■ **Given request**
Return every line below in which "neobsahuje" appears.

(Stored records)
□ □ □ □ □ □ □

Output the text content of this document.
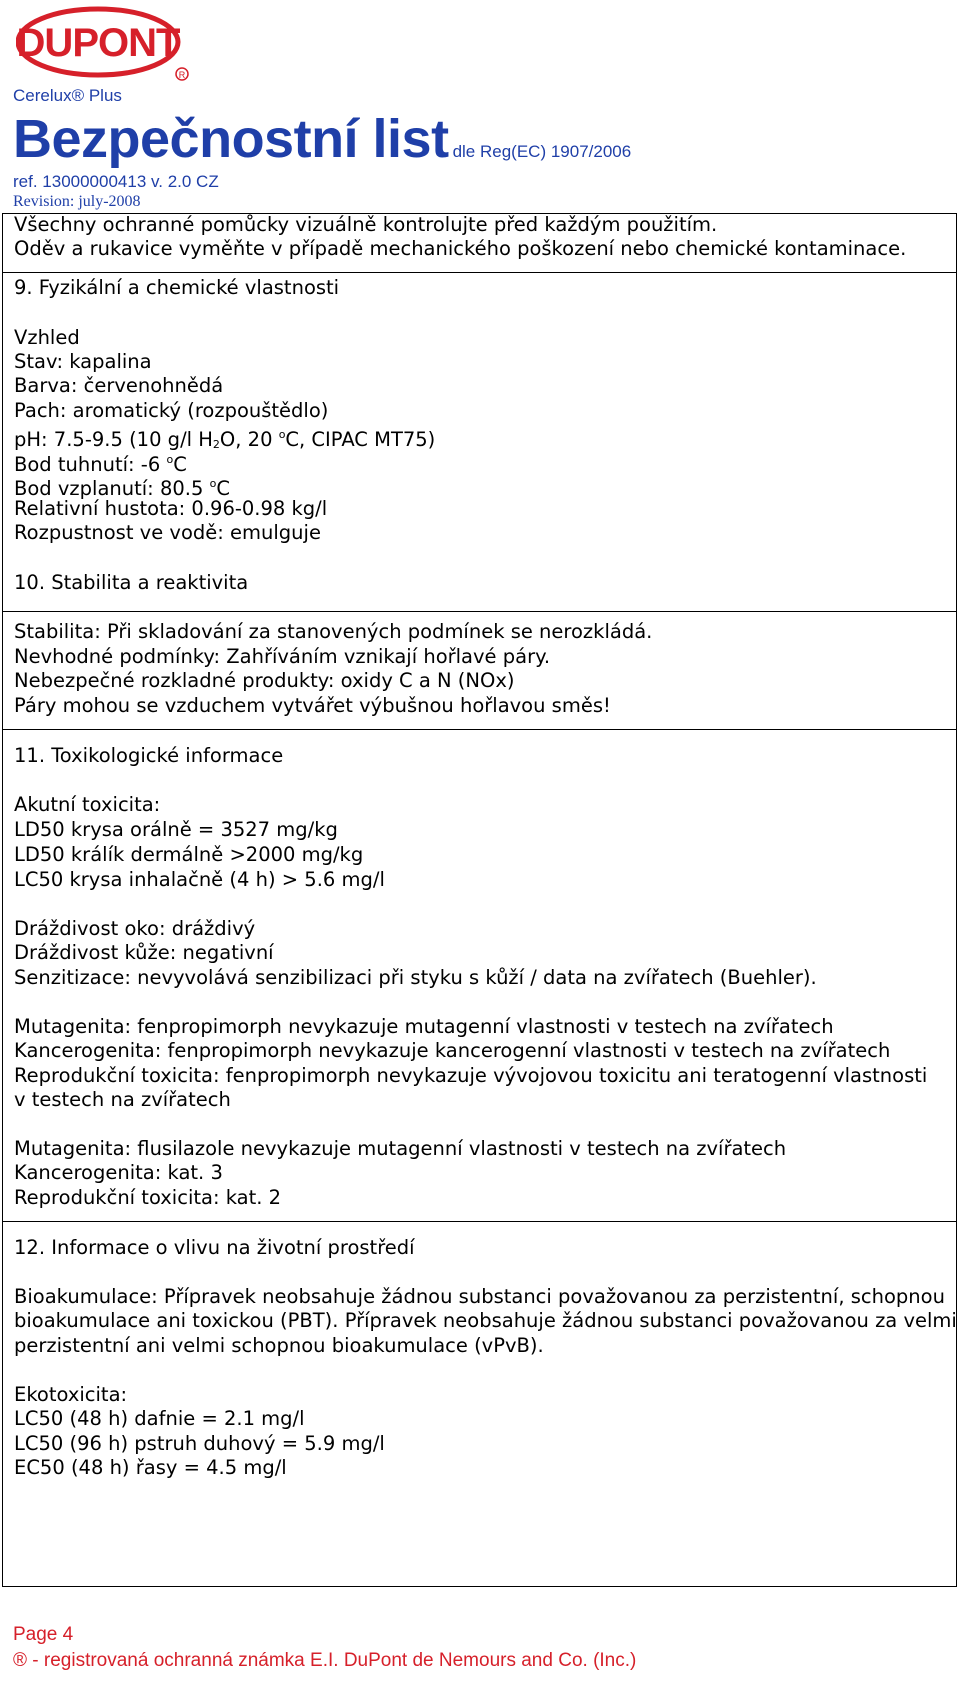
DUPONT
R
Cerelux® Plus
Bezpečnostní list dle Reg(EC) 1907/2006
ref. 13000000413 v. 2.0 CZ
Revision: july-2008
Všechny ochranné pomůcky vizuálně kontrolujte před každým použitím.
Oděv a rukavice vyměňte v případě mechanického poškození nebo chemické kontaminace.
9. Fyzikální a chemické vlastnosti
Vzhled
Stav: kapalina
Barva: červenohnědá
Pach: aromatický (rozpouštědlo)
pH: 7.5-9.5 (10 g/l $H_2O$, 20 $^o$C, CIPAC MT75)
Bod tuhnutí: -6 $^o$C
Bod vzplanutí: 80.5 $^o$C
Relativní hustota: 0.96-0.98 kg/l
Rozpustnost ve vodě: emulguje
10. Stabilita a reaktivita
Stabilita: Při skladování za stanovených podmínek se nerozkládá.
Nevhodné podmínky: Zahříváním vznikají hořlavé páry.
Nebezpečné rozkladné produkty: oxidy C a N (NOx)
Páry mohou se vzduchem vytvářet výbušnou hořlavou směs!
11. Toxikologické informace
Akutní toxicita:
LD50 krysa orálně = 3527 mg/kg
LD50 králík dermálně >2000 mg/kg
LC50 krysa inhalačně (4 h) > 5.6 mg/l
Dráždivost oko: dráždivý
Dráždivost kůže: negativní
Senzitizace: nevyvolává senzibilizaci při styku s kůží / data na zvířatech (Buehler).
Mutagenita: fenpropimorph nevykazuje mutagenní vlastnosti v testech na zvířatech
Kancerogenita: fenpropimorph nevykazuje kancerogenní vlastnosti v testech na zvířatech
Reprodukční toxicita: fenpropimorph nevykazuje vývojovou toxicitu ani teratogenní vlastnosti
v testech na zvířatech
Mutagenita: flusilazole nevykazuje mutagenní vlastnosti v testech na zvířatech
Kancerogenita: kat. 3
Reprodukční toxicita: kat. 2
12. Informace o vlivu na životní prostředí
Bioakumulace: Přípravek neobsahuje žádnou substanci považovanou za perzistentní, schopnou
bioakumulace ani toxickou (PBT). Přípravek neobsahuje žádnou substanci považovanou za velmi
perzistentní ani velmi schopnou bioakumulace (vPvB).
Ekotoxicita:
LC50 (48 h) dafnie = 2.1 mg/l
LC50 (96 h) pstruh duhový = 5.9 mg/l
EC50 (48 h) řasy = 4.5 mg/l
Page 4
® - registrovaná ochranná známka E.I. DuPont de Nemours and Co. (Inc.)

□ □ □ □ □ □ □

■ **Full answer**
Bioakumulace: Přípravek neobsahuje žádnou substanci považovanou za perzistentní, schopnou
bioakumulace ani toxickou (PBT). Přípravek neobsahuje žádnou substanci považovanou za velmi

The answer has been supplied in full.